To do: The records are to be restated in their entirety, word for word.

(Stored records)
==*==

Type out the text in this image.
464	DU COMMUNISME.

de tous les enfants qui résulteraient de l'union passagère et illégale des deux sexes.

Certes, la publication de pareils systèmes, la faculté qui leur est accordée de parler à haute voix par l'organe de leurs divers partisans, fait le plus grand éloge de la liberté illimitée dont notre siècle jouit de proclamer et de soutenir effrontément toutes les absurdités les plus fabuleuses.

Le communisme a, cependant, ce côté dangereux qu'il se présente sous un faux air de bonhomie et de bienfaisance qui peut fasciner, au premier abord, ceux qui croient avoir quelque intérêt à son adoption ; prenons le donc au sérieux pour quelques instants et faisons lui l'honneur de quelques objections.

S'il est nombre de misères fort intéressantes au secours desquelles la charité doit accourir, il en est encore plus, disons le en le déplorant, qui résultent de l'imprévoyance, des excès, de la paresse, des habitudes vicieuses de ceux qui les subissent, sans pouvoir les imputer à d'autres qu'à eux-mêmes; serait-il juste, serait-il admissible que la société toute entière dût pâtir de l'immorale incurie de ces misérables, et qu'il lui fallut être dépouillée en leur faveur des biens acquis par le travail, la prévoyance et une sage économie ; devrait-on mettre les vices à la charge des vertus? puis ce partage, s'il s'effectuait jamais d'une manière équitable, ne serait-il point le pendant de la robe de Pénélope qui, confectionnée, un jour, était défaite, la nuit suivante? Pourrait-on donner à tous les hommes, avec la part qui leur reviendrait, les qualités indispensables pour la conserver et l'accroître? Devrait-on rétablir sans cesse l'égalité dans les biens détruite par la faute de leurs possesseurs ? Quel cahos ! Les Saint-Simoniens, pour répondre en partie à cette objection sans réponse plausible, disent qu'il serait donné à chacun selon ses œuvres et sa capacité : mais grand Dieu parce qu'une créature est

==*==

Output:
Type out the text in this image.
464	DU COMMUNISME.

de tous les enfants qui résulteraient de l'union passagère et illégale des deux sexes.

Certes, la publication de pareils systèmes, la faculté qui leur est accordée de parler à haute voix par l'organe de leurs divers partisans, fait le plus grand éloge de la liberté illimitée dont notre siècle jouit de proclamer et de soutenir effrontément toutes les absurdités les plus fabuleuses.

Le communisme a, cependant, ce côté dangereux qu'il se présente sous un faux air de bonhomie et de bienfaisance qui peut fasciner, au premier abord, ceux qui croient avoir quelque intérêt à son adoption ; prenons le donc au sérieux pour quelques instants et faisons lui l'honneur de quelques objections.

S'il est nombre de misères fort intéressantes au secours desquelles la charité doit accourir, il en est encore plus, disons le en le déplorant, qui résultent de l'imprévoyance, des excès, de la paresse, des habitudes vicieuses de ceux qui les subissent, sans pouvoir les imputer à d'autres qu'à eux-mêmes; serait-il juste, serait-il admissible que la société toute entière dût pâtir de l'immorale incurie de ces misérables, et qu'il lui fallut être dépouillée en leur faveur des biens acquis par le travail, la prévoyance et une sage économie ; devrait-on mettre les vices à la charge des vertus? puis ce partage, s'il s'effectuait jamais d'une manière équitable, ne serait-il point le pendant de la robe de Pénélope qui, confectionnée, un jour, était défaite, la nuit suivante? Pourrait-on donner à tous les hommes, avec la part qui leur reviendrait, les qualités indispensables pour la conserver et l'accroître? Devrait-on rétablir sans cesse l'égalité dans les biens détruite par la faute de leurs possesseurs ? Quel cahos ! Les Saint-Simoniens, pour répondre en partie à cette objection sans réponse plausible, disent qu'il serait donné à chacun selon ses œuvres et sa capacité : mais grand Dieu parce qu'une créature est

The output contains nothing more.